═══ SELECTED TEXT ═══
Dickson, an evangelical Protestant, spent five years of Saturdays in Torah study with a Reform Jewish congregation in Dallas and wrote about it in his first nonfiction book, The Gospel According to Moses: What My Jewish Friends Taught Me About Jesus (Brazos Press, May). The book exemplifies a theme commonly seen this spring among the many new and forthcoming interfaith titles—hands reaching across canyons of religious differences, relating person to person instead of believing stereotypes.

Time and again in conversations with PW, authors and editors expressed the wish that their books could move readers toward peace in an atmosphere of strife and war. Says Dickson, "The more we know about each other the less likely we are to demonize." Thomas Moore (The Care of the Soul) notes, "Truth doesn't have to mean that I have the facts now and that other people don't." Maggie Oman Shannon (One God, Shared Hope) says, "There are examples in every religion that we can learn from and be inspired by."

A Common Heritage

In 1995, when Dickson was still a practicing architect in Dallas, a Jewish business associate who knew he was a passionate Christian invited him to an interfaith Shabbat service. Dickson found himself so stirred by the experience that he kept returning to study with the rabbi and the Jewish congregation. Raised Southern Baptist and attending a nondenominational Christian church at the time, Dickson says he had never been inside a synagogue before and only knew about Jews what he had heard from other Christians. "That's no way to learn about people from other faiths," he now says. "That was the key lesson for me."

From his growing-up experiences in a conservative church, Dickson had understood he was to suppress his questions about paradoxes and apparent contradictions in Scripture, and take everything on faith. But among a group of liberal Jews who felt free to voice questions he considered almost blasphemous, he learned that "God loves an honest question."

Dickson has written three novels and is working on a fourth for Tyndale House, which published his most recent novel, They Shall See God (2002). His hope is that The Gospel According to Moses (see Books in Brief) will inspire readers to learn about other faiths directly and personally. According to Brazos marketing director Bobbi Jo Heyboer, the press sees the market for the book as primarily Christians who want to open their minds to the Bible in a fresh way, and secondarily Jews who want to understand their Christian neighbors better. Promotional plans include radio interviews, which will offer storyteller Dickson a chance to communicate directly.
═══ INFORMATION SUPPLIED ═══
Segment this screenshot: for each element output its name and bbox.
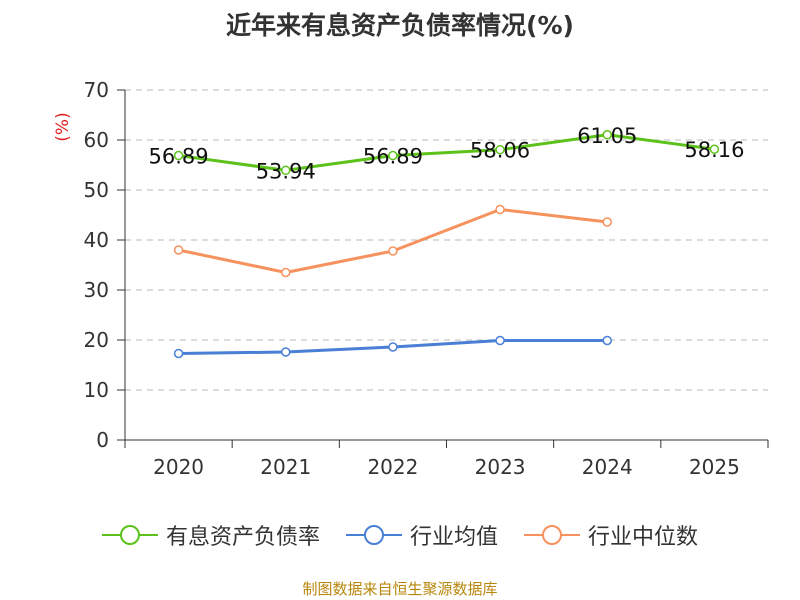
data-point <box>281 347 291 357</box>
data-label: 58.16 <box>684 138 744 162</box>
data-point <box>602 335 612 346</box>
data-point <box>388 246 398 256</box>
data-point <box>602 130 612 140</box>
legend-swatch-green <box>101 525 158 545</box>
legend-item-industry-mean[interactable]: 行业均值 <box>345 519 498 551</box>
x-tick-label: 2020 <box>153 455 204 479</box>
axes: 0 10 20 30 40 50 60 70 2020 2021 2022 2023 2024 2025 <box>84 78 769 479</box>
y-tick-label: 50 <box>84 178 109 202</box>
x-tick-label: 2022 <box>367 455 418 479</box>
data-point <box>173 348 184 359</box>
x-tick-label: 2025 <box>689 455 740 479</box>
data-point <box>495 335 505 346</box>
data-point <box>495 204 505 215</box>
x-tick-label: 2021 <box>260 455 311 479</box>
y-tick-label: 10 <box>84 378 109 402</box>
data-label: 58.06 <box>470 139 530 163</box>
data-point <box>281 267 291 278</box>
data-point <box>281 165 291 176</box>
data-label: 53.94 <box>256 159 316 183</box>
data-point <box>602 217 612 227</box>
legend-label: 行业均值 <box>409 525 498 550</box>
gridlines <box>125 89 768 391</box>
source-note: 制图数据来自恒生聚源数据库 <box>302 580 498 598</box>
data-label: 56.89 <box>149 145 209 169</box>
data-label: 56.89 <box>363 145 423 169</box>
y-tick-label: 0 <box>96 428 109 452</box>
y-tick-label: 60 <box>84 128 109 152</box>
data-point <box>495 144 505 155</box>
y-axis-label: (%) <box>53 112 73 141</box>
y-tick-label: 40 <box>84 228 109 252</box>
legend: 有息资产负债率 行业均值 行业中位数 <box>0 519 800 551</box>
data-point <box>173 245 184 255</box>
legend-item-interest-debt-ratio[interactable]: 有息资产负债率 <box>101 519 320 551</box>
data-point <box>709 144 720 154</box>
series-line <box>178 208 608 274</box>
x-tick-label: 2024 <box>582 455 633 479</box>
data-point <box>173 150 184 161</box>
y-tick-label: 30 <box>84 278 109 302</box>
legend-item-industry-median[interactable]: 行业中位数 <box>524 519 698 551</box>
data-point <box>388 342 398 352</box>
legend-label: 行业中位数 <box>588 525 699 550</box>
series-layer <box>173 130 720 359</box>
data-point <box>388 150 398 161</box>
legend-label: 有息资产负债率 <box>165 525 320 550</box>
legend-swatch-orange <box>524 525 580 545</box>
x-tick-label: 2023 <box>475 455 526 479</box>
legend-swatch-blue <box>345 525 402 545</box>
series-line <box>178 133 715 172</box>
data-label: 61.05 <box>577 124 637 148</box>
y-tick-label: 70 <box>84 78 109 102</box>
data-labels: 56.89 53.94 56.89 58.06 61.05 58.16 <box>149 124 745 184</box>
y-tick-label: 20 <box>84 328 109 352</box>
chart-title: 近年来有息资产负债率情况(%) <box>226 11 574 40</box>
═══
- WHAT TO WORK ON
From the passage on interfaith books, copy word for word the stretch from "Dickson has written" through "to communicate directly.".

- CORRECT RESULT
Dickson has written three novels and is working on a fourth for Tyndale House, which published his most recent novel, They Shall See God (2002). His hope is that The Gospel According to Moses (see Books in Brief) will inspire readers to learn about other faiths directly and personally. According to Brazos marketing director Bobbi Jo Heyboer, the press sees the market for the book as primarily Christians who want to open their minds to the Bible in a fresh way, and secondarily Jews who want to understand their Christian neighbors better. Promotional plans include radio interviews, which will offer storyteller Dickson a chance to communicate directly.